#### Brief
Write out, word for word, every line from the one containing "Parse this screenshot: output" through the last line of the records below, both ends included.

Records from a collection of figures
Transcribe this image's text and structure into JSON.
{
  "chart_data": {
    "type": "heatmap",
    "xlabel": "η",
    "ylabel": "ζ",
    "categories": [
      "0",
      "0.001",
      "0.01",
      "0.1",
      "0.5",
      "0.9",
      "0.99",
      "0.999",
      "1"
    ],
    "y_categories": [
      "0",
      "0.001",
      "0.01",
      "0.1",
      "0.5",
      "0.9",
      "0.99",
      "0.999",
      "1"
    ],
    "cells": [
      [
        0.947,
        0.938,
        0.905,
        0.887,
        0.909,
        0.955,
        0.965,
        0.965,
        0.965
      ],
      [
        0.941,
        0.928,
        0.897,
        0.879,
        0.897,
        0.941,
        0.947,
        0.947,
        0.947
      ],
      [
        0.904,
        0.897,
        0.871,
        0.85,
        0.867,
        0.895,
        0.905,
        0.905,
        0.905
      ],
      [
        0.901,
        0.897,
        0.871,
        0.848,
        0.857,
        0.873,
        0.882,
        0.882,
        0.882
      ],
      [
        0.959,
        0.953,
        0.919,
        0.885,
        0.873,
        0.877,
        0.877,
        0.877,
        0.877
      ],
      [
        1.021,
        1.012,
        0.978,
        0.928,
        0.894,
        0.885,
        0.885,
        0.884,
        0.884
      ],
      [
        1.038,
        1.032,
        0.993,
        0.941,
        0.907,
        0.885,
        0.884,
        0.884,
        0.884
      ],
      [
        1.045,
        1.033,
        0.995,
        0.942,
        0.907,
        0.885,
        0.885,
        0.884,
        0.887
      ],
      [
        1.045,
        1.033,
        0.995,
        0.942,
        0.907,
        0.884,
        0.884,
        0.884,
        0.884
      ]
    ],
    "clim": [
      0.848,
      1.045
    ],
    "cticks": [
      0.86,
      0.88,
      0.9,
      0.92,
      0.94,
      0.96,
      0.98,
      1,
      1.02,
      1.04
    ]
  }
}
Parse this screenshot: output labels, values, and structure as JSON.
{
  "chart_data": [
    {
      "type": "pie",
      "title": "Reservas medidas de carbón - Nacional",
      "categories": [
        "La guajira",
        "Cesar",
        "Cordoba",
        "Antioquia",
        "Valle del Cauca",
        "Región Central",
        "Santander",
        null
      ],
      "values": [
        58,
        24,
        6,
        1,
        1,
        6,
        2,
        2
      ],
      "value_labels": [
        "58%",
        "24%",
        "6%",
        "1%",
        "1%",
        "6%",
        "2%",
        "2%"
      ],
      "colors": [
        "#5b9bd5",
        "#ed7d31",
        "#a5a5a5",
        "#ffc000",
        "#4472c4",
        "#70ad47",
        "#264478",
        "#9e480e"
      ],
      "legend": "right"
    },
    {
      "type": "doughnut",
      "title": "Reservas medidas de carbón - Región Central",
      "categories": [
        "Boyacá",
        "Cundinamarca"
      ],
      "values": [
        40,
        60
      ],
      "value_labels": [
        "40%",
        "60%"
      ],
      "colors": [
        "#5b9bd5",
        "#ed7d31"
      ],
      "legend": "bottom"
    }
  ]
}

#### Result below
Parse this screenshot: output labels, values, and structure as JSON.
{
  "chart_data": [
    {
      "type": "pie",
      "title": "Reservas medidas de carbón - Nacional",
      "categories": [
        "La guajira",
        "Cesar",
        "Cordoba",
        "Antioquia",
        "Valle del Cauca",
        "Región Central",
        "Santander",
        null
      ],
      "values": [
        58,
        24,
        6,
        1,
        1,
        6,
        2,
        2
      ],
      "value_labels": [
        "58%",
        "24%",
        "6%",
        "1%",
        "1%",
        "6%",
        "2%",
        "2%"
      ],
      "colors": [
        "#5b9bd5",
        "#ed7d31",
        "#a5a5a5",
        "#ffc000",
        "#4472c4",
        "#70ad47",
        "#264478",
        "#9e480e"
      ],
      "legend": "right"
    },
    {
      "type": "doughnut",
      "title": "Reservas medidas de carbón - Región Central",
      "categories": [
        "Boyacá",
        "Cundinamarca"
      ],
      "values": [
        40,
        60
      ],
      "value_labels": [
        "40%",
        "60%"
      ],
      "colors": [
        "#5b9bd5",
        "#ed7d31"
      ],
      "legend": "bottom"
    }
  ]
}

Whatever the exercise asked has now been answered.